Rabu 16 Jan 2013 13:47 WIB

Tuanku Imam Bonjol, Pejuang dan Pembaru Islam dari Ranah Minang (2)

Rep: Mohammad Akbar/ Red: Chairul Akhmad
Potret Tuanku Imam Bonjol (ilustrasi).
Foto: journals.cambridge.org
Potret Tuanku Imam Bonjol (ilustrasi).

REPUBLIKA.CO.ID, Dari kecil, Imam Bonjol yang kala itu akrab disapa Shahab sudah belajar ilmu agama, termasuk ilmu Alquran, dari ayahnya yang merupakan ulama dari tempat nya berasal.

Bertahun-tahun kemudian ketika usianya menginjak 30 tahun, Shahab diangkat menjadi guru tuo atau guru pembantu di surau Tuanku Bandaro yang ada di Padang Laweh.

Tuanku Bandaro adalah murid dari Tuanku Nan Tuo yang juga menjadi salah satu ulama besar di bumi Minang. Pada masa ini, ia diberikan digelar Malin Basa.

Pada 1805, Tuanku Datuk Bandaro bersama Malin Basa menuntut ilmu ke surau Bansa yang ada di Kamang. Dari sinilah keduanya mengenal langsung pembaruan agama Islam yang dicetuskan oleh Tuanku Nan Renceh bersama Tuanku Haji Miskin.

Ada pelajaran berharga yang didapat Malin Basa dari Tuanku Nan Renceh, yakni pengetahuan untuk memajukan kesejahteraan masyarakat. Sementara dari Tuanku Haji Miskin, Malin Basa mendapat dasar pengetahuan fikih tentang hak warisan dan hukum perdagangan.

--------------------------------------------------

--- Latihan Singkat 1 ---
Tuliskan semua nama dalam teks tentang Tuanku Imam Bonjol yang diawali kata "Tuanku". Sebutkan tiap nama satu kali saja.

--------------------------------------------------

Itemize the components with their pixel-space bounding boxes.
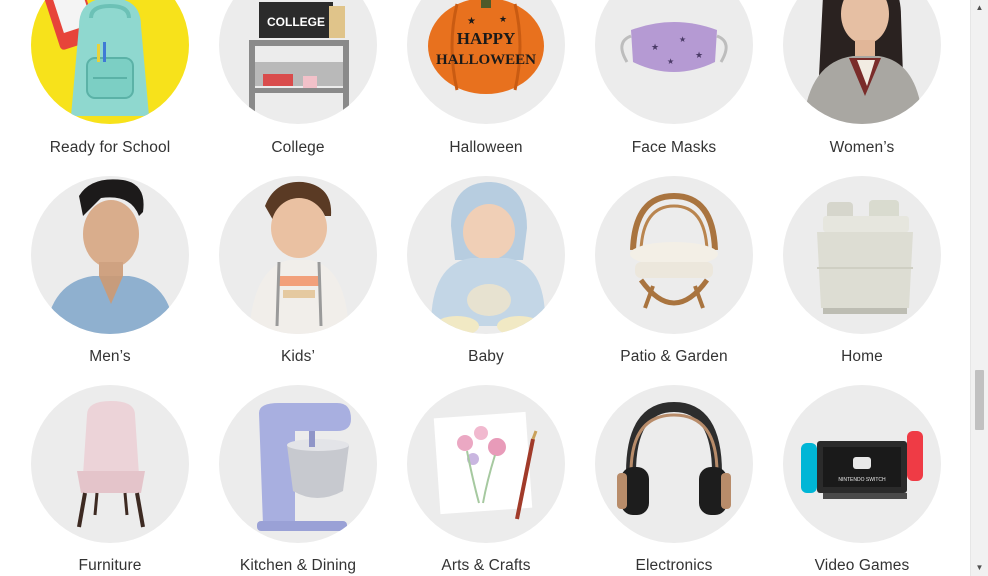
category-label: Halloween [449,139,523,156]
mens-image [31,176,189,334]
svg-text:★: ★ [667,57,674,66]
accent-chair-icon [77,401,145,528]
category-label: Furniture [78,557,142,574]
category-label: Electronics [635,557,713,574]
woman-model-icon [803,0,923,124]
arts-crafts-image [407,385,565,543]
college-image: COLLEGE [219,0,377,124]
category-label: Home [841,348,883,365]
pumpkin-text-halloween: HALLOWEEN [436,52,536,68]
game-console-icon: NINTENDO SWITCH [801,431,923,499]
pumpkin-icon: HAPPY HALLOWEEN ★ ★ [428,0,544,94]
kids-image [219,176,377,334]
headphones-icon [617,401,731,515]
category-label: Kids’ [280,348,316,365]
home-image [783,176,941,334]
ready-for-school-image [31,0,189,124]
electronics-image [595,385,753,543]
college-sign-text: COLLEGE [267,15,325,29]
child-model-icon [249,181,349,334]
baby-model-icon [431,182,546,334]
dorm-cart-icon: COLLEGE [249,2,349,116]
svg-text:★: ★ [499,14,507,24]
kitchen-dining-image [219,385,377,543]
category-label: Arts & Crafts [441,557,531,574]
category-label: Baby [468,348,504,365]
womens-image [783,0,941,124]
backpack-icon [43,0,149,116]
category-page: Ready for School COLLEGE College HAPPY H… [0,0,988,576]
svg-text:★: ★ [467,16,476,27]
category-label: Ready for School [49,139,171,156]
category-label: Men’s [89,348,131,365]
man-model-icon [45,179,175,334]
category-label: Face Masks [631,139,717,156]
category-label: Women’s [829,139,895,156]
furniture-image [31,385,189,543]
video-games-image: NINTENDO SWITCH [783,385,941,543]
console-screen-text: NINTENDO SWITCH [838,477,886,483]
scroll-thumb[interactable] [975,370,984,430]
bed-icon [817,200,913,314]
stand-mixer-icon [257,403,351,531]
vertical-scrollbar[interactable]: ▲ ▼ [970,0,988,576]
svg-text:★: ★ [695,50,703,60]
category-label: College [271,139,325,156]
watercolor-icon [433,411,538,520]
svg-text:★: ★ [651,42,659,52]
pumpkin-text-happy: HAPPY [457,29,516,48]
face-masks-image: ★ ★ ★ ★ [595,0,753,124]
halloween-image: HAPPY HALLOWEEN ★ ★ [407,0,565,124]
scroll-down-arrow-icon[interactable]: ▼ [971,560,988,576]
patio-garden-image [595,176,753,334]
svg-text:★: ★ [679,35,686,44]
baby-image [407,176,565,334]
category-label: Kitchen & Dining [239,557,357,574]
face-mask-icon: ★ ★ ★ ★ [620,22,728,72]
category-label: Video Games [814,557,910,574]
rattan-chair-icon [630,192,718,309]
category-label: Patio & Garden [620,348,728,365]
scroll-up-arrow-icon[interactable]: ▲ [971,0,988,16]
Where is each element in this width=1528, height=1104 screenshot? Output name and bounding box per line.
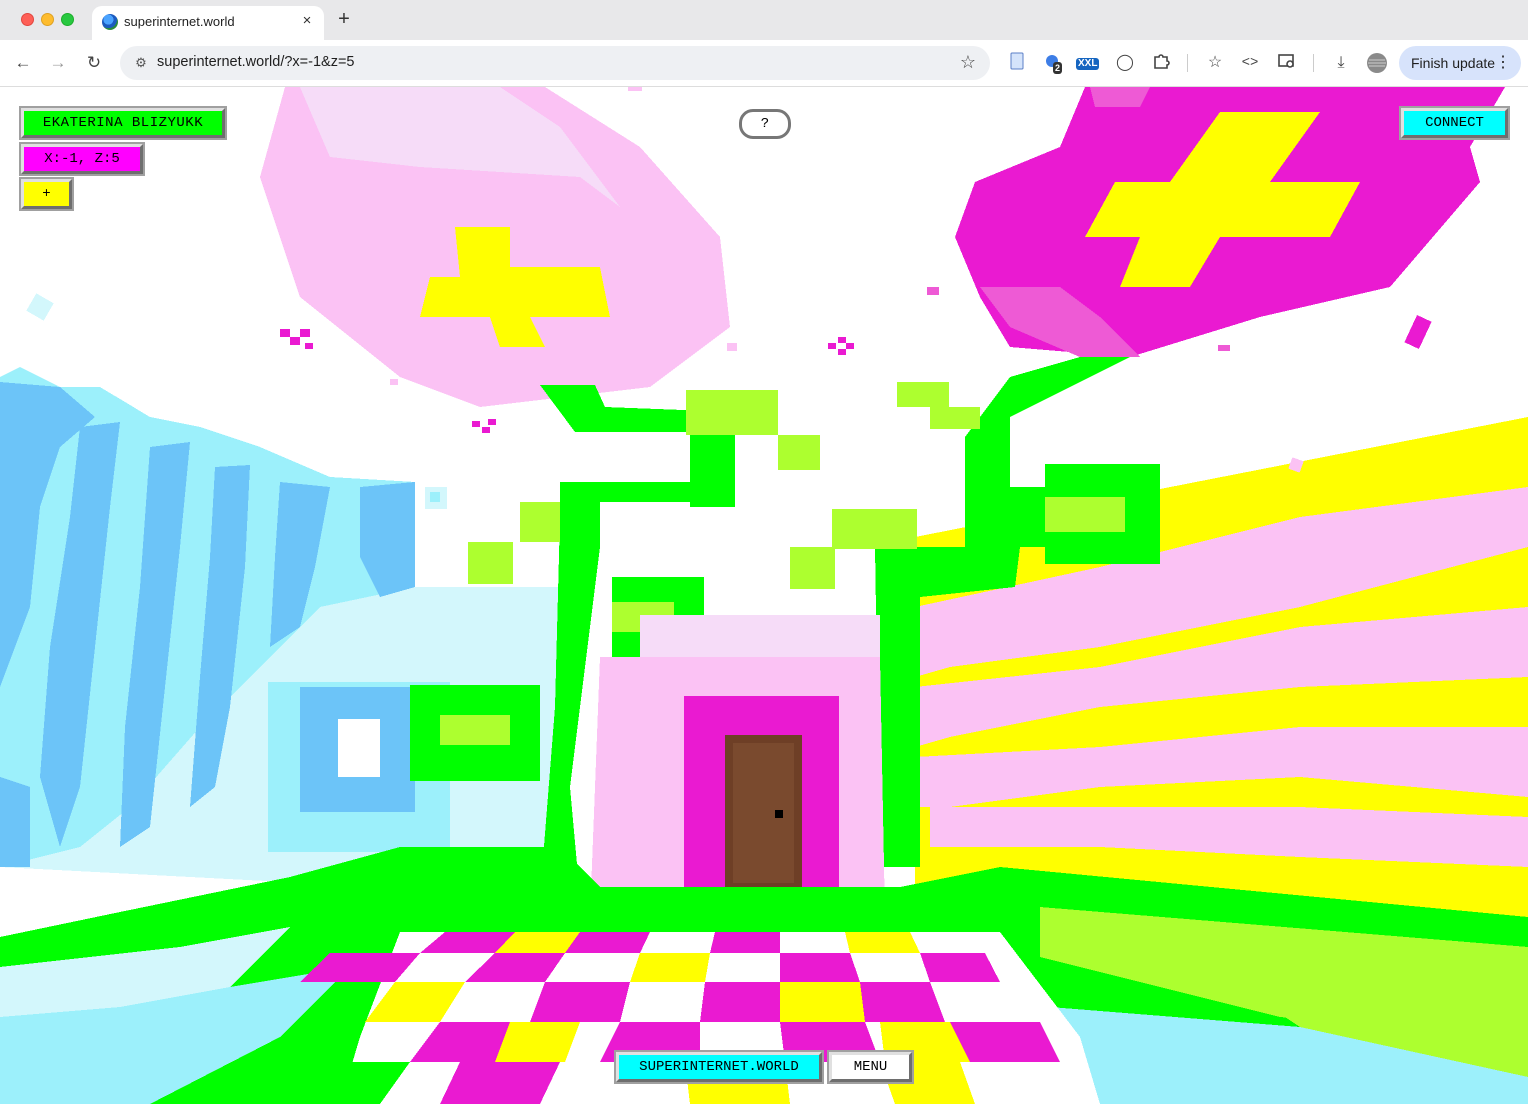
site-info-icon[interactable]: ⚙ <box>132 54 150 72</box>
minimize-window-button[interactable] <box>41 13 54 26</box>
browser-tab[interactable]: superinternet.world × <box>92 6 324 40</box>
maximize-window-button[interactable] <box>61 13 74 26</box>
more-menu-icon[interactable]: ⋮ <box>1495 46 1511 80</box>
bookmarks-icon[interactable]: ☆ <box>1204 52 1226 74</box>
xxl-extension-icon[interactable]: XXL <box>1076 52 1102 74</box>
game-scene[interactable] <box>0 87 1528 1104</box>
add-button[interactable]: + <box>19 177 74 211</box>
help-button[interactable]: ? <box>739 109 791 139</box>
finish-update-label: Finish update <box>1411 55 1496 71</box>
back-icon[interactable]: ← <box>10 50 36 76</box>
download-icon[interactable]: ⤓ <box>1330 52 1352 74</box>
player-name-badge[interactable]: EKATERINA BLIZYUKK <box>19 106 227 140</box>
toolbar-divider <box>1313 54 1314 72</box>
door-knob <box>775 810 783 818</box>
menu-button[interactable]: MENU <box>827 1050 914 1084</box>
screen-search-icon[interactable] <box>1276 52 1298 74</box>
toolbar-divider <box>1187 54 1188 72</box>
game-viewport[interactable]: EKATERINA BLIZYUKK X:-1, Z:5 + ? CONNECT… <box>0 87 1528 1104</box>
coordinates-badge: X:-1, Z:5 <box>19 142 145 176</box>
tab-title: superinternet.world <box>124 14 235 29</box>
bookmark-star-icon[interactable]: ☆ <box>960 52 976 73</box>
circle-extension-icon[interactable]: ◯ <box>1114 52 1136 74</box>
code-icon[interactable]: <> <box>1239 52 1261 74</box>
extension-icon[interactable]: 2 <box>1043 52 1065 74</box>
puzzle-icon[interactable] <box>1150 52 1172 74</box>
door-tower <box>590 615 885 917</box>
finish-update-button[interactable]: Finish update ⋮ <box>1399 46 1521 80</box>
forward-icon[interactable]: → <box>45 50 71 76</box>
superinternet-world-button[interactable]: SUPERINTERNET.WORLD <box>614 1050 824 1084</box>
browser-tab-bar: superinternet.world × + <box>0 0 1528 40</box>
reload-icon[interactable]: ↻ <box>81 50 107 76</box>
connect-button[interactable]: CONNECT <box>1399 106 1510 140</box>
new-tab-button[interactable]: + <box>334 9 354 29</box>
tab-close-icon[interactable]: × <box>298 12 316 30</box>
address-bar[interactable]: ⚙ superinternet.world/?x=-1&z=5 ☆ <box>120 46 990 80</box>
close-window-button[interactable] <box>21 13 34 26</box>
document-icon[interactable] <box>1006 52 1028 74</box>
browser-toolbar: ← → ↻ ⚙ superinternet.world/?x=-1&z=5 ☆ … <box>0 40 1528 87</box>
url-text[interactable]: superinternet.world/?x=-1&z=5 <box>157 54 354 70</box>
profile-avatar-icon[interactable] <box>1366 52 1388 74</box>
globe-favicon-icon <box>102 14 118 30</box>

--------------------------------------------------

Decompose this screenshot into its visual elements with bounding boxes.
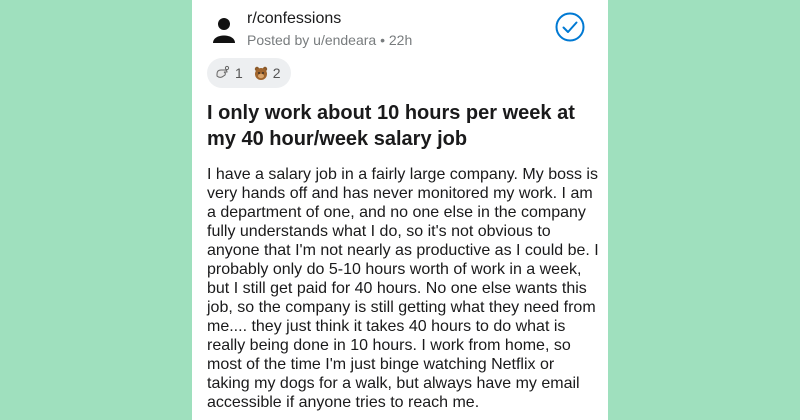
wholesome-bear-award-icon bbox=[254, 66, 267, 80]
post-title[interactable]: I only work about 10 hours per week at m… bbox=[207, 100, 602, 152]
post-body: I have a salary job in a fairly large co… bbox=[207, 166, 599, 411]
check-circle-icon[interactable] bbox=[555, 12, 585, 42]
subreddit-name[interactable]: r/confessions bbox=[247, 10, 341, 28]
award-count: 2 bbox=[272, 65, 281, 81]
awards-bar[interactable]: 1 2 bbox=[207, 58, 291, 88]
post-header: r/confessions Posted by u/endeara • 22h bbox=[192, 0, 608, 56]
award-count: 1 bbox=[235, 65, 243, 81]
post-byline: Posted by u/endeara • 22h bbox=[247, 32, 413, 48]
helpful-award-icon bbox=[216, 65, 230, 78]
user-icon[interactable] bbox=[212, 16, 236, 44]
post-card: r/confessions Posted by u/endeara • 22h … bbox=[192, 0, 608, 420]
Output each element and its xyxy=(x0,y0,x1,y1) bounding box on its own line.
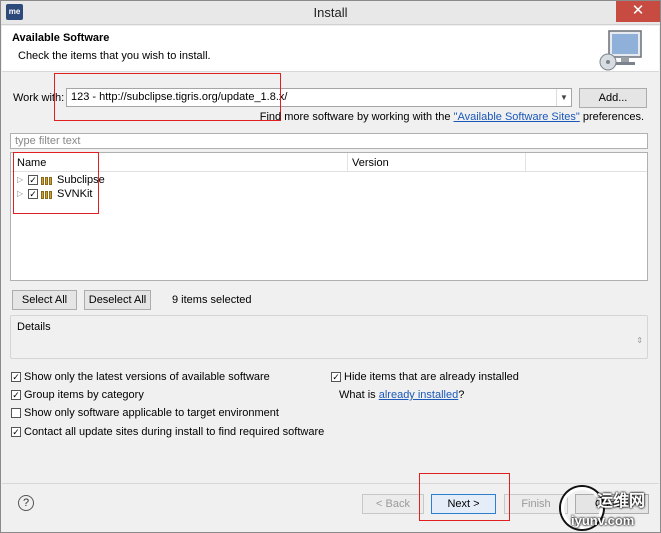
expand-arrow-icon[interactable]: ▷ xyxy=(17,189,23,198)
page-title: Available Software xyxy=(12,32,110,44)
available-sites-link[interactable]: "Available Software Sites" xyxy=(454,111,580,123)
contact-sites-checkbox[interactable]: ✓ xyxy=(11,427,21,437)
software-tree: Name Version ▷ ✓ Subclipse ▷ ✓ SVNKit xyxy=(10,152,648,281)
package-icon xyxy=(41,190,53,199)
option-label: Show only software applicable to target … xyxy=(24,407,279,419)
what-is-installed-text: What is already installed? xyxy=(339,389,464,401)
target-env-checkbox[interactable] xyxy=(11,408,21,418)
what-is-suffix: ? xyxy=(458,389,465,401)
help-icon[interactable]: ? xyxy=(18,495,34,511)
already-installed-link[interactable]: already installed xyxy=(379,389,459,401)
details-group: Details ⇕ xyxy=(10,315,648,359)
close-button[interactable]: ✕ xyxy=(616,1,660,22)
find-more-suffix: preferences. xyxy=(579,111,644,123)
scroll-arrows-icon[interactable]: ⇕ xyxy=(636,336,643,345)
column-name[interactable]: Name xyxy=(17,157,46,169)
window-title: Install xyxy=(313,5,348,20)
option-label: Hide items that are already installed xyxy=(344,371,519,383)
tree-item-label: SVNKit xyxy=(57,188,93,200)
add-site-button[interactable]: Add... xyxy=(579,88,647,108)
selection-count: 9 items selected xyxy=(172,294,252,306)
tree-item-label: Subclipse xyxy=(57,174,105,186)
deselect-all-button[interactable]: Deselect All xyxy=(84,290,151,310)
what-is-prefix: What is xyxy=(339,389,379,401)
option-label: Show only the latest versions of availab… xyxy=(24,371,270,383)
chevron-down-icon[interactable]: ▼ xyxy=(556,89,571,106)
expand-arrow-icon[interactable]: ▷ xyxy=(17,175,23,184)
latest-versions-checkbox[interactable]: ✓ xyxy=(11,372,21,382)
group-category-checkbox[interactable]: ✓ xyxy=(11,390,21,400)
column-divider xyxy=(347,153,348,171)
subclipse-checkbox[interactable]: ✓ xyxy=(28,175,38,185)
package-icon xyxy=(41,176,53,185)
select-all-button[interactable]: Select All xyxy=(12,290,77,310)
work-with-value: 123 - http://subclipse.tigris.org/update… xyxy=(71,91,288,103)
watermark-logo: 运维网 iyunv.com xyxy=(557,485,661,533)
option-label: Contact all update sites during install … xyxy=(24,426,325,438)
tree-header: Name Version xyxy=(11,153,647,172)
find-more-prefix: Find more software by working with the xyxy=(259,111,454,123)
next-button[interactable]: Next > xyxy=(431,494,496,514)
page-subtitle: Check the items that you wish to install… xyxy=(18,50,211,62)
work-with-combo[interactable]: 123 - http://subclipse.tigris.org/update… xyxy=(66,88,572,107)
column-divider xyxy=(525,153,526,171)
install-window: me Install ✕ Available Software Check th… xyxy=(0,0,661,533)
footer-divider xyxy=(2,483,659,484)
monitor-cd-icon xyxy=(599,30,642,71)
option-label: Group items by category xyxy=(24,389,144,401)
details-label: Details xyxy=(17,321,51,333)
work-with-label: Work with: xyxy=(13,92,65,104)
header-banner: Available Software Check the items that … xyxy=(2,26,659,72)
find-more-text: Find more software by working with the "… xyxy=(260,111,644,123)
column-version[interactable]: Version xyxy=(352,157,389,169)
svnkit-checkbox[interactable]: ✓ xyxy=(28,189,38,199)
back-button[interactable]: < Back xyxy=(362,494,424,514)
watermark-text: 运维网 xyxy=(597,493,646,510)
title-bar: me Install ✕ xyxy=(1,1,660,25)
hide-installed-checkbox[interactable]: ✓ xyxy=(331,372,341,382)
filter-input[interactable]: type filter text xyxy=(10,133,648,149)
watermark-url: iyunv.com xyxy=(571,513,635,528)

--------------------------------------------------

--- Latihan Singkat 2 ---
Pada rekaman, mulai dari baris yang memuat "site-info-icon[interactable]: ⚙ <box>132" sampai baris yang memuat "maximize-window-button[interactable] <box>61 13", ganti "interactable" dengan "clickable". Tuliskan kembali hanya baris-baris tersebut.

--- Jawaban Latihan 1 ---
Tuanku Imam Bonjol, Tuanku Bandaro, Tuanku Nan Tuo, Tuanku Datuk Bandaro, Tuanku Nan Renceh, Tuanku Haji Miskin

--- Jawaban Latihan 2 ---
site-info-icon[clickable]: ⚙ <box>132 54 150 72</box>
minimize-window-button[clickable] <box>41 13 54 26</box>
browser-tab[clickable]: superinternet.world × <box>92 6 324 40</box>
maximize-window-button[clickable] <box>61 13 74 26</box>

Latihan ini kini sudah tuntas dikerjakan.